What to do
In the data below, find every line with the string "this" and pull it out.

(Stored dataset items)

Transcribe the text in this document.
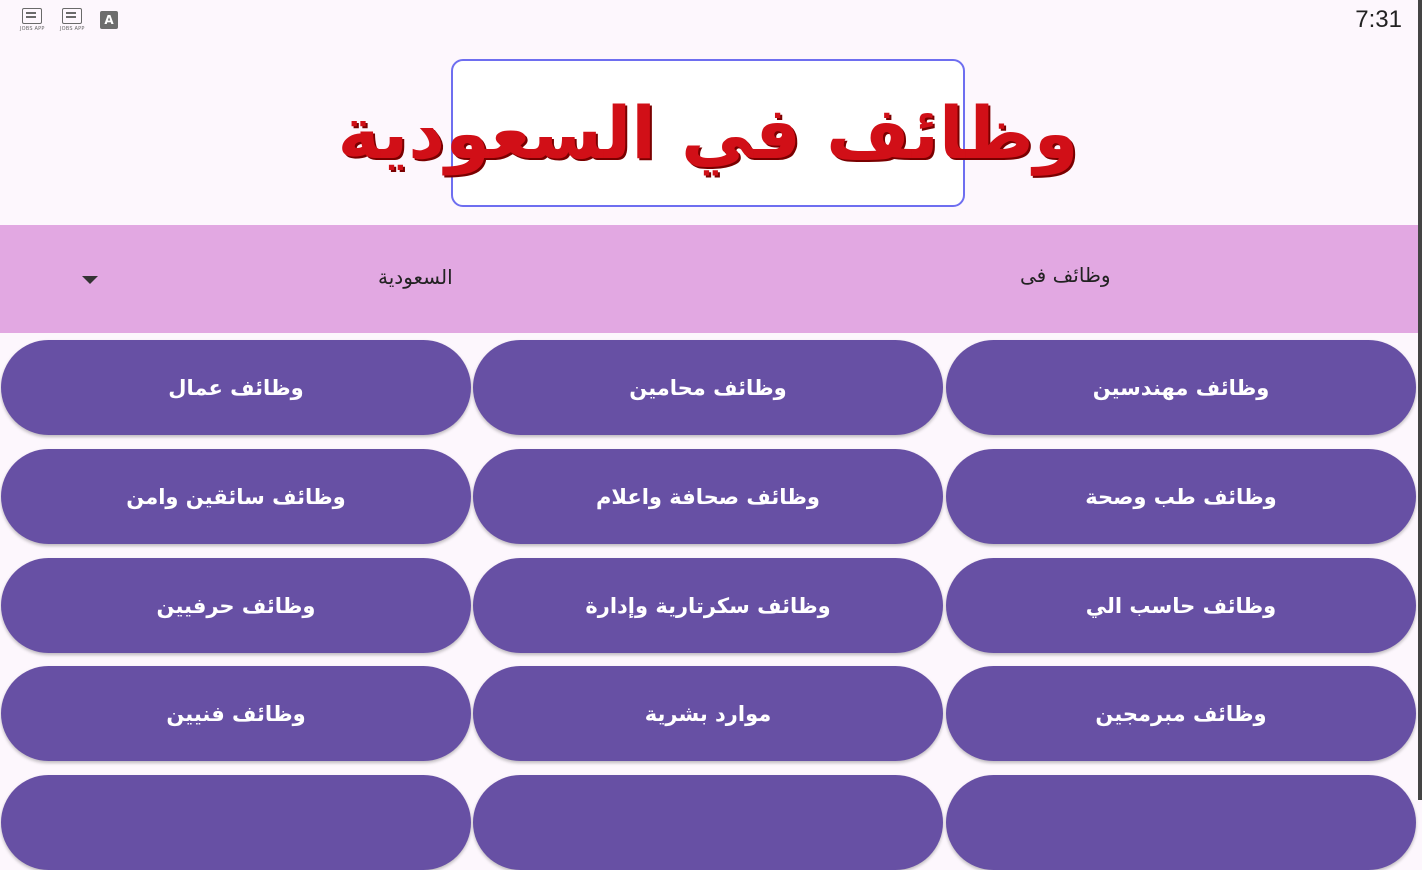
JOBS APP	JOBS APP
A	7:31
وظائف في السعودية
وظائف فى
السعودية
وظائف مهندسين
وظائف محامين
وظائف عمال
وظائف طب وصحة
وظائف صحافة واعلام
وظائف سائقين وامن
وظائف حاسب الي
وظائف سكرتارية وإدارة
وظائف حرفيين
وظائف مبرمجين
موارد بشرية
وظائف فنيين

--

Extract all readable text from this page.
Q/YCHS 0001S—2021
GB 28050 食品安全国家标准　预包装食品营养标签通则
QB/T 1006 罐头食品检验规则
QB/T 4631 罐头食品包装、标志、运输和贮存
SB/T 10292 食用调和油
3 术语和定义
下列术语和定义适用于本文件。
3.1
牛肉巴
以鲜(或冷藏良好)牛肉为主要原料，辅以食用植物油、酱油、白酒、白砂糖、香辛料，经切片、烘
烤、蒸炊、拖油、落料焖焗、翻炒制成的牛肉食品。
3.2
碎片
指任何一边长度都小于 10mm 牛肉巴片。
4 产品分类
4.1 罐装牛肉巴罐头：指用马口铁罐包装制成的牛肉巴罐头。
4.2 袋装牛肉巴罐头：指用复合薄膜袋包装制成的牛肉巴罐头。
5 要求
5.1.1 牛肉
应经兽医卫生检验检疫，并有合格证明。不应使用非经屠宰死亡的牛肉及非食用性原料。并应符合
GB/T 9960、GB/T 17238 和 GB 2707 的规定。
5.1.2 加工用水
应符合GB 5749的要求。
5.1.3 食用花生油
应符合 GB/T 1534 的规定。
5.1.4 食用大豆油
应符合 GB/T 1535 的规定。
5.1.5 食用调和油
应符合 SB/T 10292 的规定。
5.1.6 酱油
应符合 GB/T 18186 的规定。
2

--

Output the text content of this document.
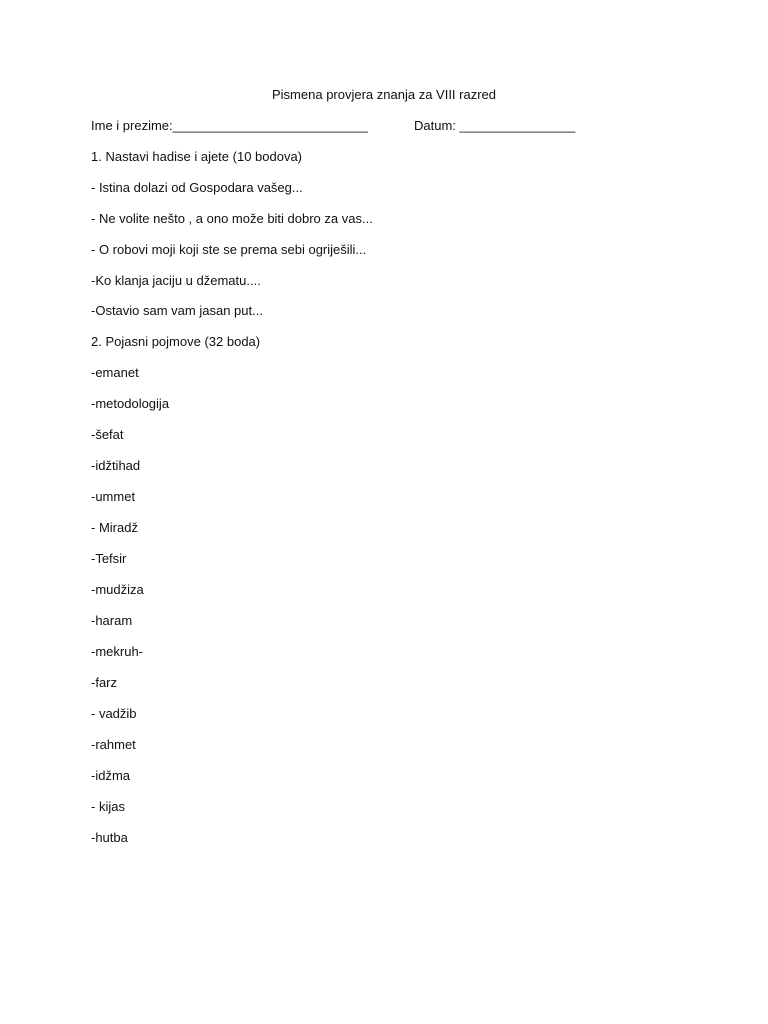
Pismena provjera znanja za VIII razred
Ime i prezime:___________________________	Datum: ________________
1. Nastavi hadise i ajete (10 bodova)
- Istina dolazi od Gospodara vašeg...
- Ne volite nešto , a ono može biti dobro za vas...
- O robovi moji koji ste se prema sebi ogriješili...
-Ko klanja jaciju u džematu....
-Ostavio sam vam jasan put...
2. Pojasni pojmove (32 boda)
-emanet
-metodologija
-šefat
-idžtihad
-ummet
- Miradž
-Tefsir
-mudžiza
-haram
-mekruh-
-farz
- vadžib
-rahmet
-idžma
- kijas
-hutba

Task response
Transcribe the text in this document.
Extract all readable text from this page.
Output the text content of this document.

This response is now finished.